A block of data:
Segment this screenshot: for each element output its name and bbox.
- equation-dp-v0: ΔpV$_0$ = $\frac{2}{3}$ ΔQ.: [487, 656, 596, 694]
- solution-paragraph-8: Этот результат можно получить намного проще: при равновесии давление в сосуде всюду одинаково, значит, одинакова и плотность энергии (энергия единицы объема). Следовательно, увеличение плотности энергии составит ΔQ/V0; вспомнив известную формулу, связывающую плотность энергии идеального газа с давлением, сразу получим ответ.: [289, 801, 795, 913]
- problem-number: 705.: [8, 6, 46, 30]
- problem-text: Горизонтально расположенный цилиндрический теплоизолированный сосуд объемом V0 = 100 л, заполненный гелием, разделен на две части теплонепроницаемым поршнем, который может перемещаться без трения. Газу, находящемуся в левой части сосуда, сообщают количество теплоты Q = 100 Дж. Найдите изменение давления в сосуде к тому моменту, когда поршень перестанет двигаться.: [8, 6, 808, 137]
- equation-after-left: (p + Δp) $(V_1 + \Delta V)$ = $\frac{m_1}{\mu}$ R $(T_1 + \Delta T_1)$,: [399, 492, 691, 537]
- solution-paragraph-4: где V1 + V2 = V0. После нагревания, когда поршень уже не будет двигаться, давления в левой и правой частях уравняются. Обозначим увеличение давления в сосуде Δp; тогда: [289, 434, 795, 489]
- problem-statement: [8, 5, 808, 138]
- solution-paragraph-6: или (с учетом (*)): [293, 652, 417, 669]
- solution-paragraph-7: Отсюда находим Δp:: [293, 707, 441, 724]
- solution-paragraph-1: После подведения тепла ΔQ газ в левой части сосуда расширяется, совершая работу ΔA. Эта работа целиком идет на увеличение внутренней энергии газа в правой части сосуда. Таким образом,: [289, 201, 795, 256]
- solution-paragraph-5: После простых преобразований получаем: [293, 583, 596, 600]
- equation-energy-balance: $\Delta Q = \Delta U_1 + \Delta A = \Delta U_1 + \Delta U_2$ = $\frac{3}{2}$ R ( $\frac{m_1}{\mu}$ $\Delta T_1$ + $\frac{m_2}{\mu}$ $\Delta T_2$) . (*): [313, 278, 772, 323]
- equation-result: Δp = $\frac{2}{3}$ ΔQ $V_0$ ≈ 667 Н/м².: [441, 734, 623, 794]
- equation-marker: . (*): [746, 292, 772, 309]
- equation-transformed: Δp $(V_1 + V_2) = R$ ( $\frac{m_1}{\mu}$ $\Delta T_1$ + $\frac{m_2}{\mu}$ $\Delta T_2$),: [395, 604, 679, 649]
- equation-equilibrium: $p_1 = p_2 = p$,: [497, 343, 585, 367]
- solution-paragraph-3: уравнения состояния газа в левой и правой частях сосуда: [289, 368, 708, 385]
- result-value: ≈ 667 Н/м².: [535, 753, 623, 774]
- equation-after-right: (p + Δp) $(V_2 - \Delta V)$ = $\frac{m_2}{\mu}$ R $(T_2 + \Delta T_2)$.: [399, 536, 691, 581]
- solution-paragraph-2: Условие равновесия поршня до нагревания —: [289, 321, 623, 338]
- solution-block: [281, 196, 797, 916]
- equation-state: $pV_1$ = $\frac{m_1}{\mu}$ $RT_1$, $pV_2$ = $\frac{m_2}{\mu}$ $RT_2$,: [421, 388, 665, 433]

◆ What the exercise asks ◆
Reproduce the material, swapping "problem-number" for "task-number" and leaving every other character unchanged.

◆ Solution for this exercise ◆
Segment this screenshot: for each element output its name and bbox.
- equation-dp-v0: ΔpV$_0$ = $\frac{2}{3}$ ΔQ.: [487, 656, 596, 694]
- solution-paragraph-8: Этот результат можно получить намного проще: при равновесии давление в сосуде всюду одинаково, значит, одинакова и плотность энергии (энергия единицы объема). Следовательно, увеличение плотности энергии составит ΔQ/V0; вспомнив известную формулу, связывающую плотность энергии идеального газа с давлением, сразу получим ответ.: [289, 801, 795, 913]
- task-number: 705.: [8, 6, 46, 30]
- problem-text: Горизонтально расположенный цилиндрический теплоизолированный сосуд объемом V0 = 100 л, заполненный гелием, разделен на две части теплонепроницаемым поршнем, который может перемещаться без трения. Газу, находящемуся в левой части сосуда, сообщают количество теплоты Q = 100 Дж. Найдите изменение давления в сосуде к тому моменту, когда поршень перестанет двигаться.: [8, 6, 808, 137]
- equation-after-left: (p + Δp) $(V_1 + \Delta V)$ = $\frac{m_1}{\mu}$ R $(T_1 + \Delta T_1)$,: [399, 492, 691, 537]
- solution-paragraph-4: где V1 + V2 = V0. После нагревания, когда поршень уже не будет двигаться, давления в левой и правой частях уравняются. Обозначим увеличение давления в сосуде Δp; тогда: [289, 434, 795, 489]
- problem-statement: [8, 5, 808, 138]
- solution-paragraph-6: или (с учетом (*)): [293, 652, 417, 669]
- solution-paragraph-7: Отсюда находим Δp:: [293, 707, 441, 724]
- solution-paragraph-1: После подведения тепла ΔQ газ в левой части сосуда расширяется, совершая работу ΔA. Эта работа целиком идет на увеличение внутренней энергии газа в правой части сосуда. Таким образом,: [289, 201, 795, 256]
- solution-paragraph-5: После простых преобразований получаем: [293, 583, 596, 600]
- equation-energy-balance: $\Delta Q = \Delta U_1 + \Delta A = \Delta U_1 + \Delta U_2$ = $\frac{3}{2}$ R ( $\frac{m_1}{\mu}$ $\Delta T_1$ + $\frac{m_2}{\mu}$ $\Delta T_2$) . (*): [313, 278, 772, 323]
- equation-result: Δp = $\frac{2}{3}$ ΔQ $V_0$ ≈ 667 Н/м².: [441, 734, 623, 794]
- equation-marker: . (*): [746, 292, 772, 309]
- equation-transformed: Δp $(V_1 + V_2) = R$ ( $\frac{m_1}{\mu}$ $\Delta T_1$ + $\frac{m_2}{\mu}$ $\Delta T_2$),: [395, 604, 679, 649]
- equation-equilibrium: $p_1 = p_2 = p$,: [497, 343, 585, 367]
- solution-paragraph-3: уравнения состояния газа в левой и правой частях сосуда: [289, 368, 708, 385]
- result-value: ≈ 667 Н/м².: [535, 753, 623, 774]
- equation-after-right: (p + Δp) $(V_2 - \Delta V)$ = $\frac{m_2}{\mu}$ R $(T_2 + \Delta T_2)$.: [399, 536, 691, 581]
- solution-paragraph-2: Условие равновесия поршня до нагревания —: [289, 321, 623, 338]
- solution-block: [281, 196, 797, 916]
- equation-state: $pV_1$ = $\frac{m_1}{\mu}$ $RT_1$, $pV_2$ = $\frac{m_2}{\mu}$ $RT_2$,: [421, 388, 665, 433]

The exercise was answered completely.